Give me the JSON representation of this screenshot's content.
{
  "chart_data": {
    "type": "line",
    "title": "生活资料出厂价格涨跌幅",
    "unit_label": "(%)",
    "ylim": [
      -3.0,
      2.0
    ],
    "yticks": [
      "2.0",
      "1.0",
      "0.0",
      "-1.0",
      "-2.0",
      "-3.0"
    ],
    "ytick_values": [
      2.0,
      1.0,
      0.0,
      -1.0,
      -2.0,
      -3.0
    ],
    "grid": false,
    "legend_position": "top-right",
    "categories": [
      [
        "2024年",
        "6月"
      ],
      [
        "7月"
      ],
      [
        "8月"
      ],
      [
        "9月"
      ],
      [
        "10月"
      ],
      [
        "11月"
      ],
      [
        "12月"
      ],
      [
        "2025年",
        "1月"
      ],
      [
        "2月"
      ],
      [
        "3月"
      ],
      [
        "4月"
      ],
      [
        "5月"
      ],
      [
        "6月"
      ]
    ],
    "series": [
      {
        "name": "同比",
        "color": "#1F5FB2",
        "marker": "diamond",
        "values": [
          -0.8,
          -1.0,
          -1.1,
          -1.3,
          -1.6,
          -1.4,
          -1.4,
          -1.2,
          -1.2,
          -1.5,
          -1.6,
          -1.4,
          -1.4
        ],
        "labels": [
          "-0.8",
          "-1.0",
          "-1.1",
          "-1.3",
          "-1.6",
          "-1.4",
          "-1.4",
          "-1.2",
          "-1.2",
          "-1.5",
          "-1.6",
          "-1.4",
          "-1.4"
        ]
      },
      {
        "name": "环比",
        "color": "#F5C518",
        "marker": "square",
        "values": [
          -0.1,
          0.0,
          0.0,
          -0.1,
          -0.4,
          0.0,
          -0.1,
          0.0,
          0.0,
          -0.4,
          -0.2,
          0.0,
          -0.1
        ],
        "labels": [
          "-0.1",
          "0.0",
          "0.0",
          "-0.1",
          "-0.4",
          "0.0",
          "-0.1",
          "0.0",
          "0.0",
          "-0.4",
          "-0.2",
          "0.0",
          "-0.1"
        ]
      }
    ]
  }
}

============================================================

- SET TASK
Extract all of the material exactly as it is written.

- WRITTEN RESPONSE
Give me the JSON representation of this screenshot's content.
{
  "chart_data": {
    "type": "line",
    "title": "生活资料出厂价格涨跌幅",
    "unit_label": "(%)",
    "ylim": [
      -3.0,
      2.0
    ],
    "yticks": [
      "2.0",
      "1.0",
      "0.0",
      "-1.0",
      "-2.0",
      "-3.0"
    ],
    "ytick_values": [
      2.0,
      1.0,
      0.0,
      -1.0,
      -2.0,
      -3.0
    ],
    "grid": false,
    "legend_position": "top-right",
    "categories": [
      [
        "2024年",
        "6月"
      ],
      [
        "7月"
      ],
      [
        "8月"
      ],
      [
        "9月"
      ],
      [
        "10月"
      ],
      [
        "11月"
      ],
      [
        "12月"
      ],
      [
        "2025年",
        "1月"
      ],
      [
        "2月"
      ],
      [
        "3月"
      ],
      [
        "4月"
      ],
      [
        "5月"
      ],
      [
        "6月"
      ]
    ],
    "series": [
      {
        "name": "同比",
        "color": "#1F5FB2",
        "marker": "diamond",
        "values": [
          -0.8,
          -1.0,
          -1.1,
          -1.3,
          -1.6,
          -1.4,
          -1.4,
          -1.2,
          -1.2,
          -1.5,
          -1.6,
          -1.4,
          -1.4
        ],
        "labels": [
          "-0.8",
          "-1.0",
          "-1.1",
          "-1.3",
          "-1.6",
          "-1.4",
          "-1.4",
          "-1.2",
          "-1.2",
          "-1.5",
          "-1.6",
          "-1.4",
          "-1.4"
        ]
      },
      {
        "name": "环比",
        "color": "#F5C518",
        "marker": "square",
        "values": [
          -0.1,
          0.0,
          0.0,
          -0.1,
          -0.4,
          0.0,
          -0.1,
          0.0,
          0.0,
          -0.4,
          -0.2,
          0.0,
          -0.1
        ],
        "labels": [
          "-0.1",
          "0.0",
          "0.0",
          "-0.1",
          "-0.4",
          "0.0",
          "-0.1",
          "0.0",
          "0.0",
          "-0.4",
          "-0.2",
          "0.0",
          "-0.1"
        ]
      }
    ]
  }
}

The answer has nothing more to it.